Problem to work on. Each entry below should be returned exactly as is, with the pictures removed.

## start Supplied data

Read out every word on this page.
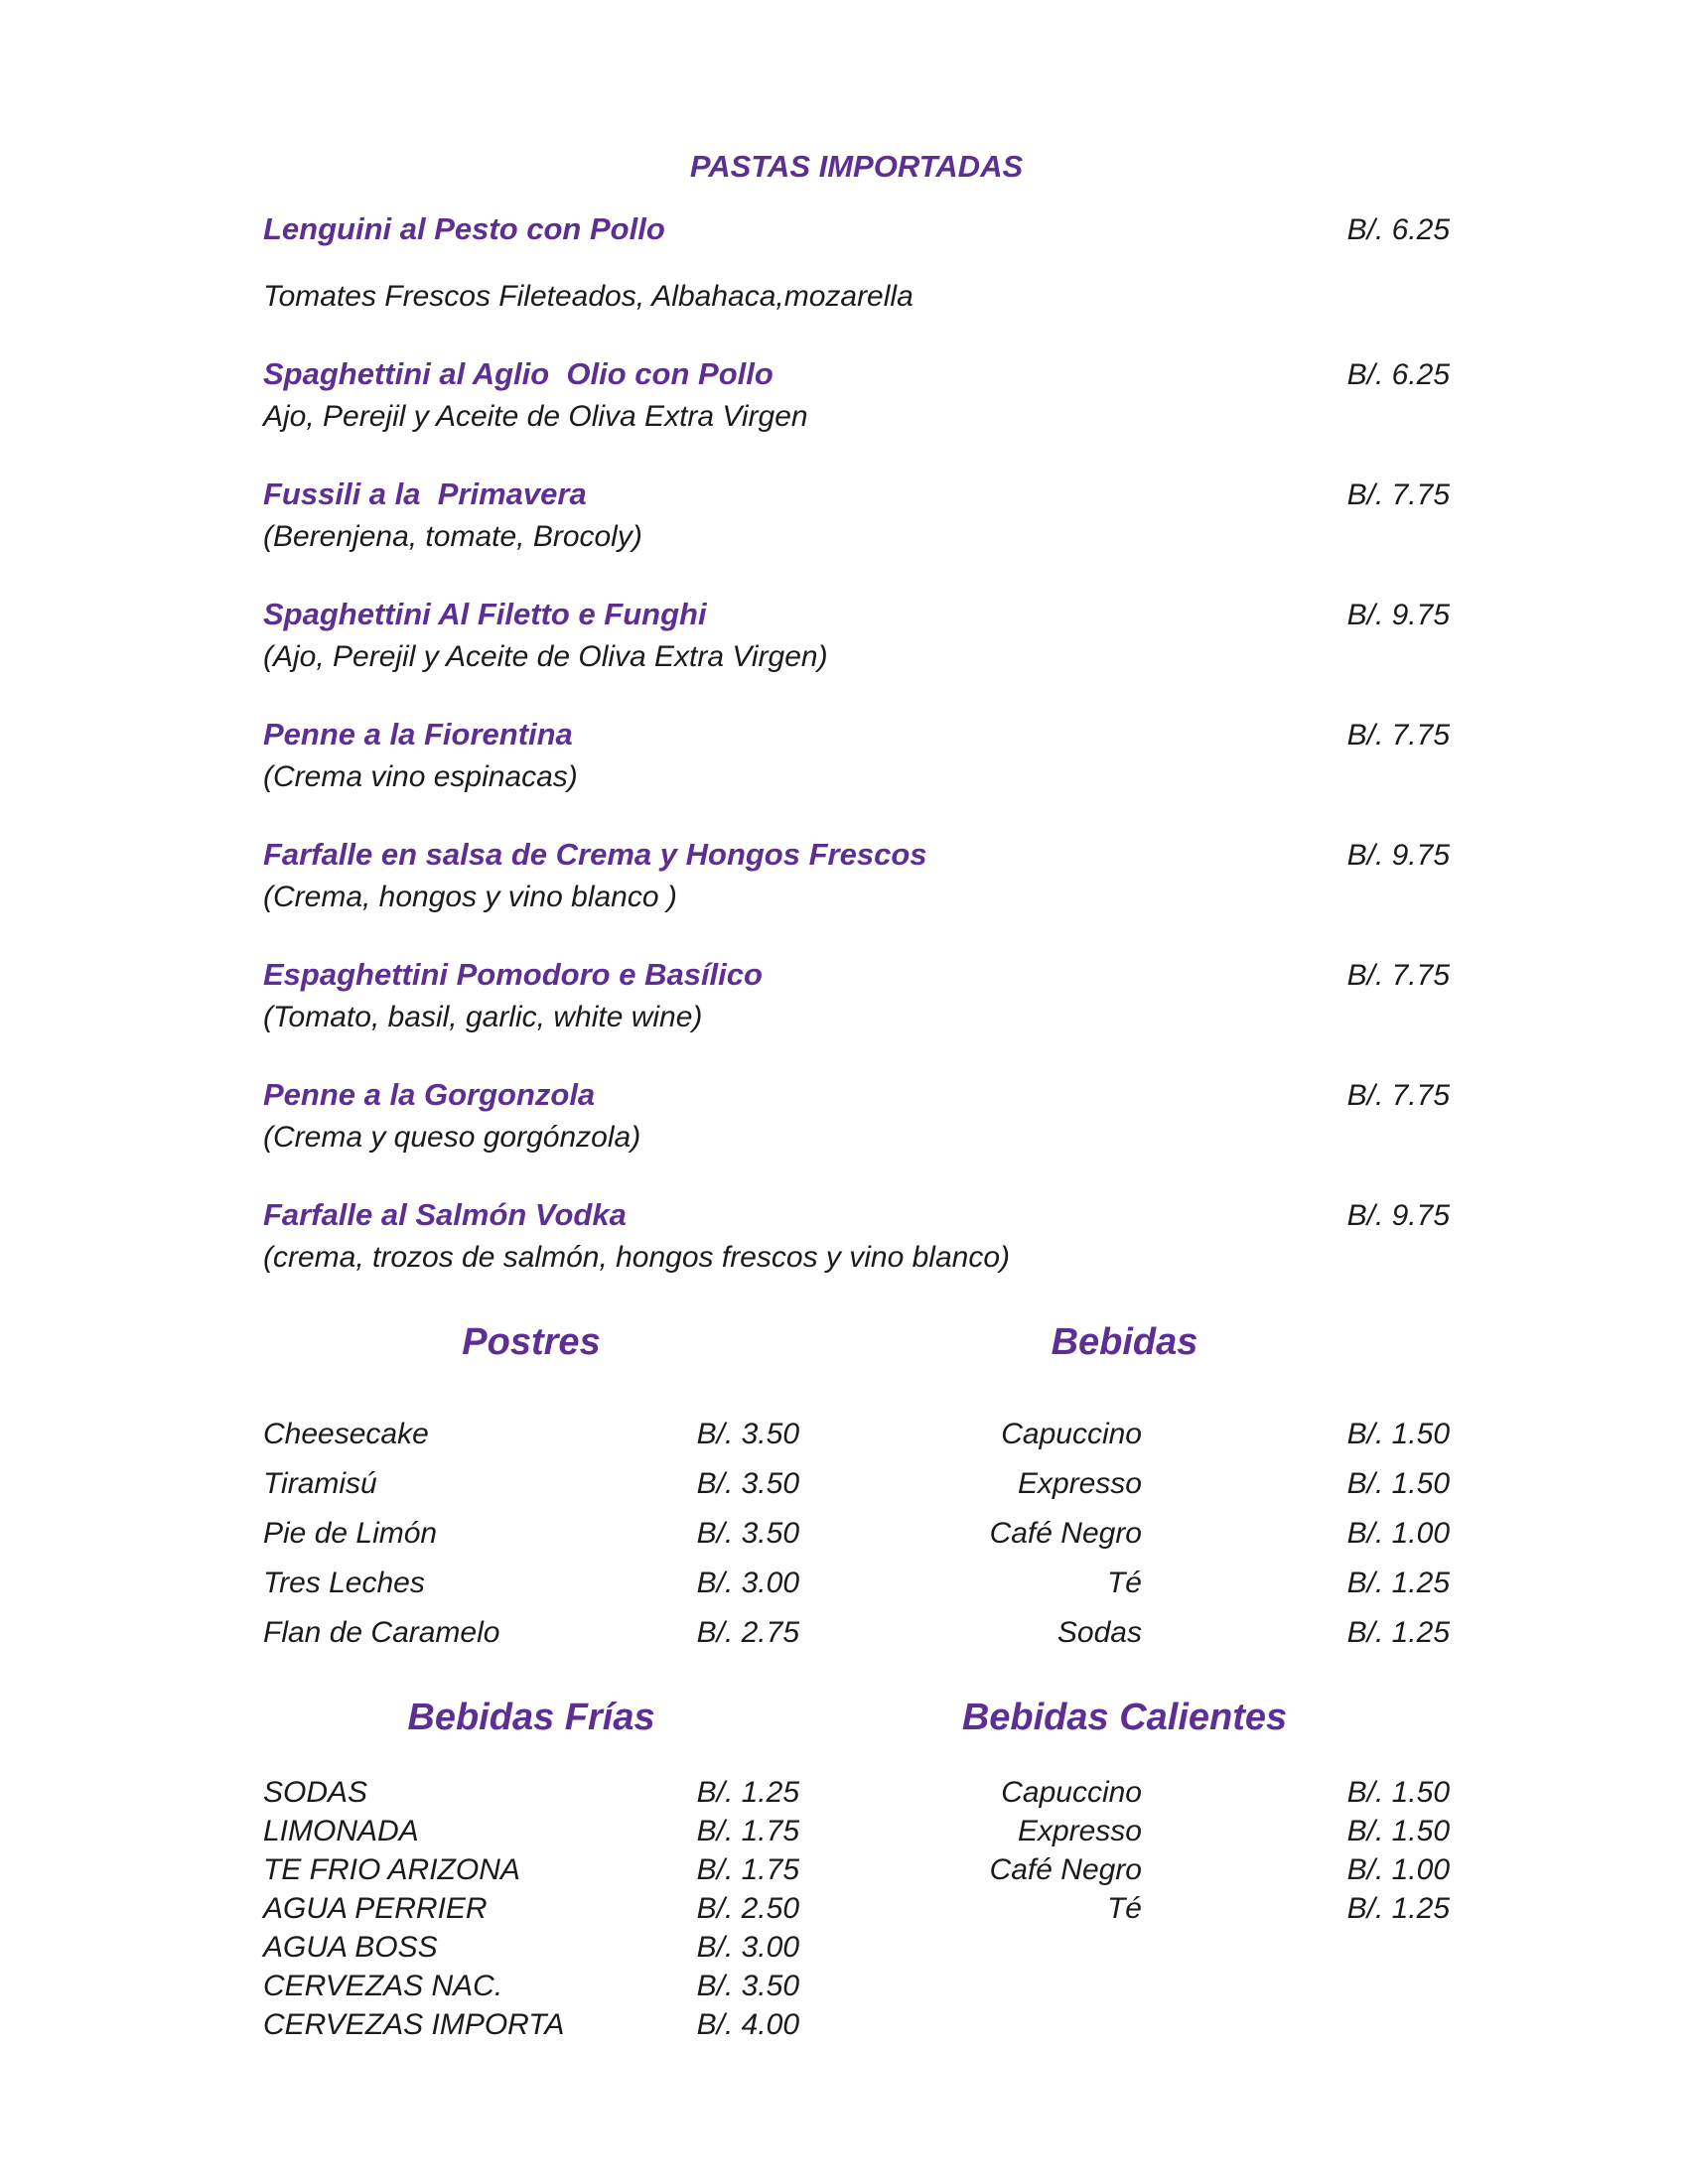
PASTAS IMPORTADAS
Lenguini al Pesto con Pollo	B/. 6.25
Tomates Frescos Fileteados, Albahaca,mozarella
Spaghettini al Aglio  Olio con Pollo	B/. 6.25
Ajo, Perejil y Aceite de Oliva Extra Virgen
Fussili a la  Primavera	B/. 7.75
(Berenjena, tomate, Brocoly)
Spaghettini Al Filetto e Funghi	B/. 9.75
(Ajo, Perejil y Aceite de Oliva Extra Virgen)
Penne a la Fiorentina	B/. 7.75
(Crema vino espinacas)
Farfalle en salsa de Crema y Hongos Frescos	B/. 9.75
(Crema, hongos y vino blanco )
Espaghettini Pomodoro e Basílico	B/. 7.75
(Tomato, basil, garlic, white wine)
Penne a la Gorgonzola	B/. 7.75
(Crema y queso gorgónzola)
Farfalle al Salmón Vodka	B/. 9.75
(crema, trozos de salmón, hongos frescos y vino blanco)
Postres	Bebidas
Cheesecake	B/. 3.50	Capuccino	B/. 1.50
Tiramisú	B/. 3.50	Expresso	B/. 1.50
Pie de Limón	B/. 3.50	Café Negro	B/. 1.00
Tres Leches	B/. 3.00	Té	B/. 1.25
Flan de Caramelo	B/. 2.75	Sodas	B/. 1.25
Bebidas Frías	Bebidas Calientes
SODAS	B/. 1.25	Capuccino	B/. 1.50
LIMONADA	B/. 1.75	Expresso	B/. 1.50
TE FRIO ARIZONA	B/. 1.75	Café Negro	B/. 1.00
AGUA PERRIER	B/. 2.50	Té	B/. 1.25
AGUA BOSS	B/. 3.00
CERVEZAS NAC.	B/. 3.50
CERVEZAS IMPORTA	B/. 4.00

## end Supplied data

Full response.
Read out every word on this page.
PASTAS IMPORTADAS
Lenguini al Pesto con Pollo	B/. 6.25
Tomates Frescos Fileteados, Albahaca,mozarella
Spaghettini al Aglio  Olio con Pollo	B/. 6.25
Ajo, Perejil y Aceite de Oliva Extra Virgen
Fussili a la  Primavera	B/. 7.75
(Berenjena, tomate, Brocoly)
Spaghettini Al Filetto e Funghi	B/. 9.75
(Ajo, Perejil y Aceite de Oliva Extra Virgen)
Penne a la Fiorentina	B/. 7.75
(Crema vino espinacas)
Farfalle en salsa de Crema y Hongos Frescos	B/. 9.75
(Crema, hongos y vino blanco )
Espaghettini Pomodoro e Basílico	B/. 7.75
(Tomato, basil, garlic, white wine)
Penne a la Gorgonzola	B/. 7.75
(Crema y queso gorgónzola)
Farfalle al Salmón Vodka	B/. 9.75
(crema, trozos de salmón, hongos frescos y vino blanco)
Postres	Bebidas
Cheesecake	B/. 3.50	Capuccino	B/. 1.50
Tiramisú	B/. 3.50	Expresso	B/. 1.50
Pie de Limón	B/. 3.50	Café Negro	B/. 1.00
Tres Leches	B/. 3.00	Té	B/. 1.25
Flan de Caramelo	B/. 2.75	Sodas	B/. 1.25
Bebidas Frías	Bebidas Calientes
SODAS	B/. 1.25	Capuccino	B/. 1.50
LIMONADA	B/. 1.75	Expresso	B/. 1.50
TE FRIO ARIZONA	B/. 1.75	Café Negro	B/. 1.00
AGUA PERRIER	B/. 2.50	Té	B/. 1.25
AGUA BOSS	B/. 3.00
CERVEZAS NAC.	B/. 3.50
CERVEZAS IMPORTA	B/. 4.00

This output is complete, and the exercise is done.